Exercise aim:
Pictures stay out; everything else in the records below is copied exactly.
============
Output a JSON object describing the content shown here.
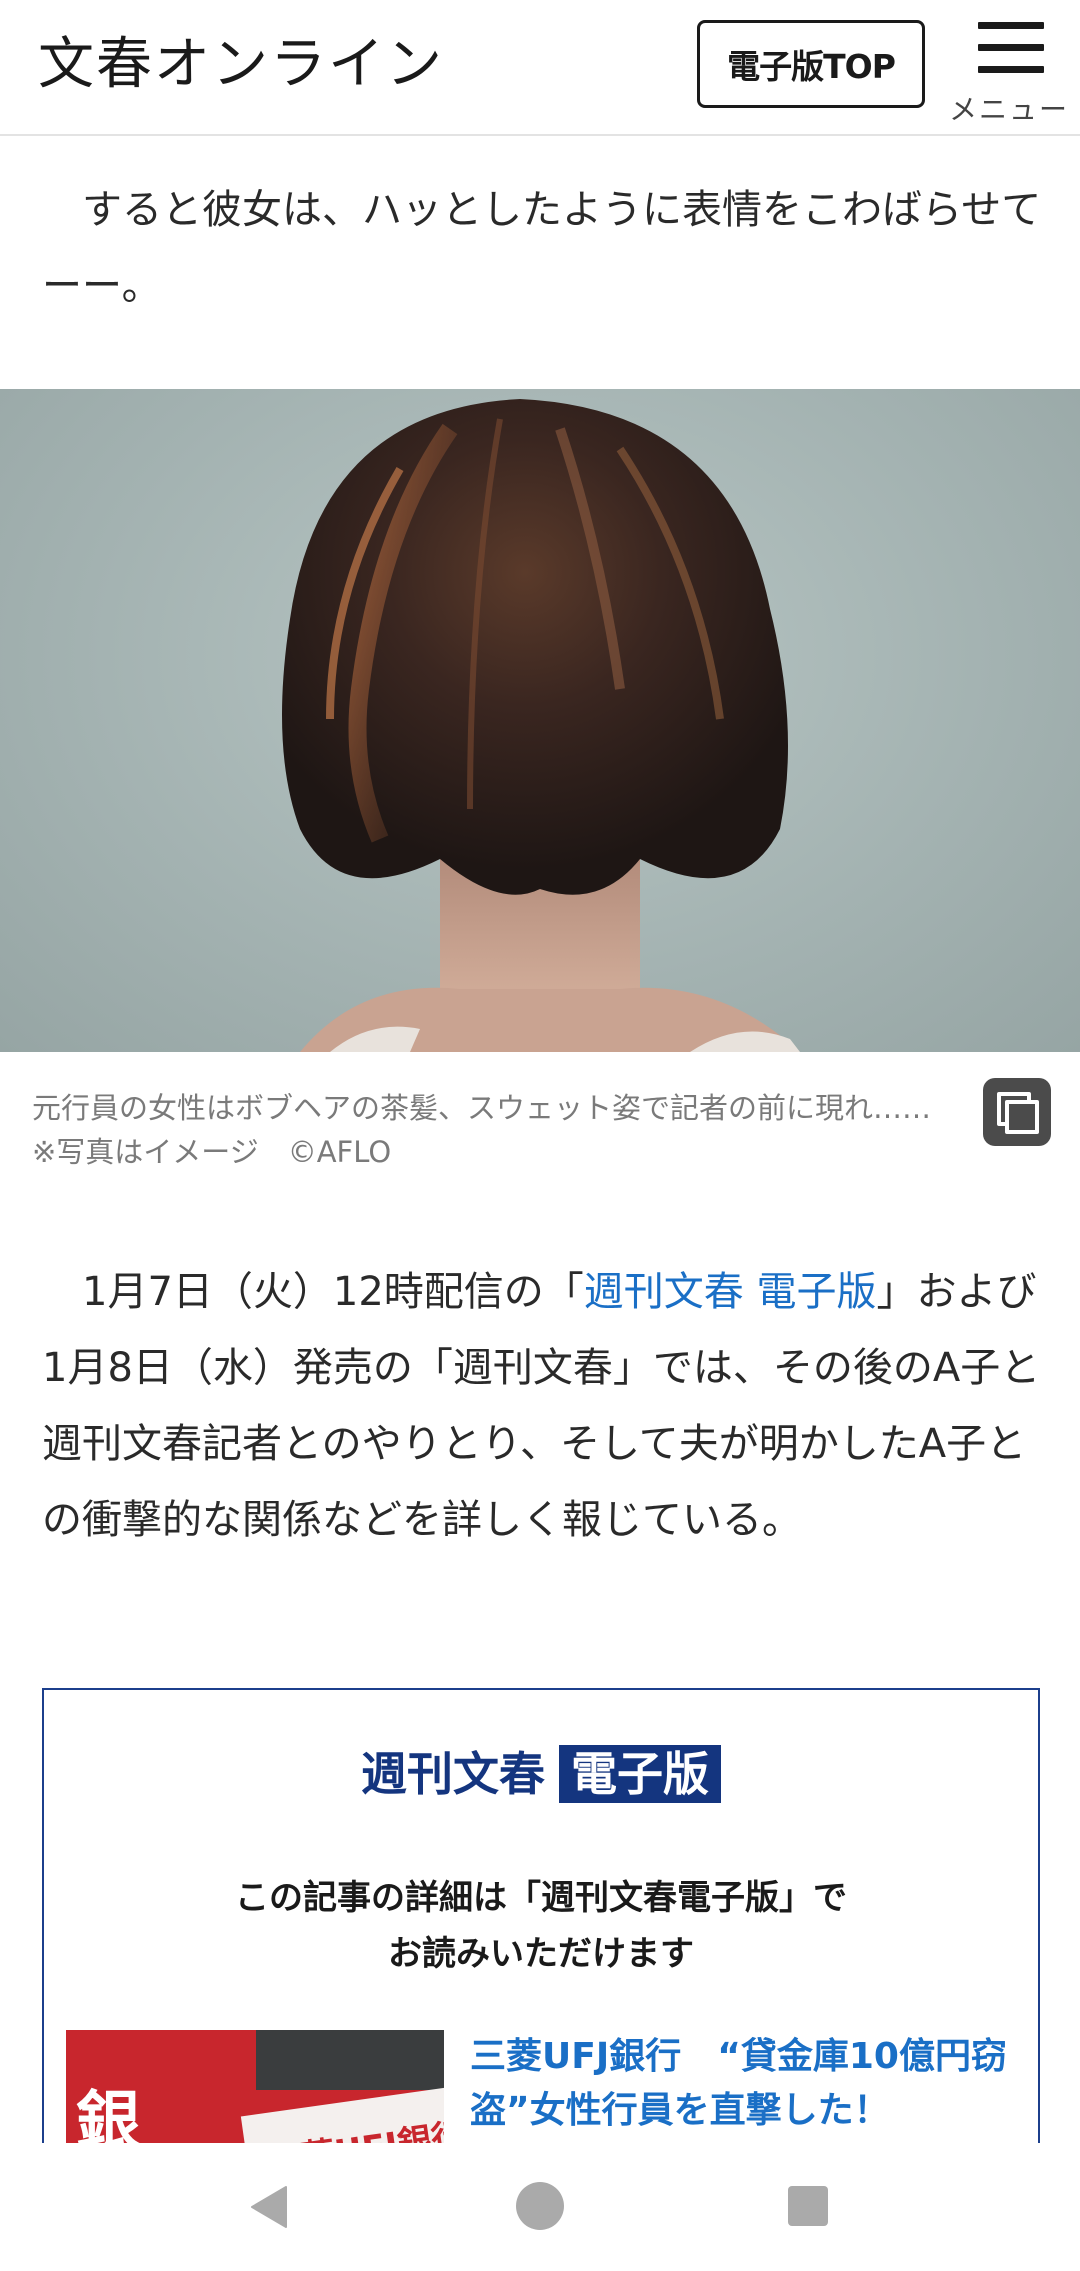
{
  "header": {
    "logo_text": "文春オンライン",
    "top_button_label": "電子版TOP",
    "menu_label": "メニュー"
  },
  "article": {
    "paragraph1": "　すると彼女は、ハッとしたように表情をこわばらせてーー。",
    "image_caption": "元行員の女性はボブヘアの茶髪、スウェット姿で記者の前に現れ……　※写真はイメージ　©AFLO",
    "paragraph2_prefix": "　1月7日（火）12時配信の「",
    "paragraph2_link": "週刊文春 電子版",
    "paragraph2_suffix": "」および1月8日（水）発売の「週刊文春」では、その後のA子と週刊文春記者とのやりとり、そして夫が明かしたA子との衝撃的な関係などを詳しく報じている。"
  },
  "promo": {
    "logo_main": "週刊文春",
    "logo_badge": "電子版",
    "text_line1": "この記事の詳細は「週刊文春電子版」で",
    "text_line2": "お読みいただけます",
    "thumb_text": "銀",
    "thumb_sign": "三菱UFJ銀行",
    "article_title": "三菱UFJ銀行　“貸金庫10億円窃盗”女性行員を直撃した！"
  },
  "colors": {
    "link": "#1a6fc6",
    "promo_border": "#1c3f8c",
    "promo_brand": "#14357f"
  }
}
============
Task result:
Output a JSON object describing the content shown here.
{
  "header": {
    "logo_text": "文春オンライン",
    "top_button_label": "電子版TOP",
    "menu_label": "メニュー"
  },
  "article": {
    "paragraph1": "　すると彼女は、ハッとしたように表情をこわばらせてーー。",
    "image_caption": "元行員の女性はボブヘアの茶髪、スウェット姿で記者の前に現れ……　※写真はイメージ　©AFLO",
    "paragraph2_prefix": "　1月7日（火）12時配信の「",
    "paragraph2_link": "週刊文春 電子版",
    "paragraph2_suffix": "」および1月8日（水）発売の「週刊文春」では、その後のA子と週刊文春記者とのやりとり、そして夫が明かしたA子との衝撃的な関係などを詳しく報じている。"
  },
  "promo": {
    "logo_main": "週刊文春",
    "logo_badge": "電子版",
    "text_line1": "この記事の詳細は「週刊文春電子版」で",
    "text_line2": "お読みいただけます",
    "thumb_text": "銀",
    "thumb_sign": "三菱UFJ銀行",
    "article_title": "三菱UFJ銀行　“貸金庫10億円窃盗”女性行員を直撃した！"
  },
  "colors": {
    "link": "#1a6fc6",
    "promo_border": "#1c3f8c",
    "promo_brand": "#14357f"
  }
}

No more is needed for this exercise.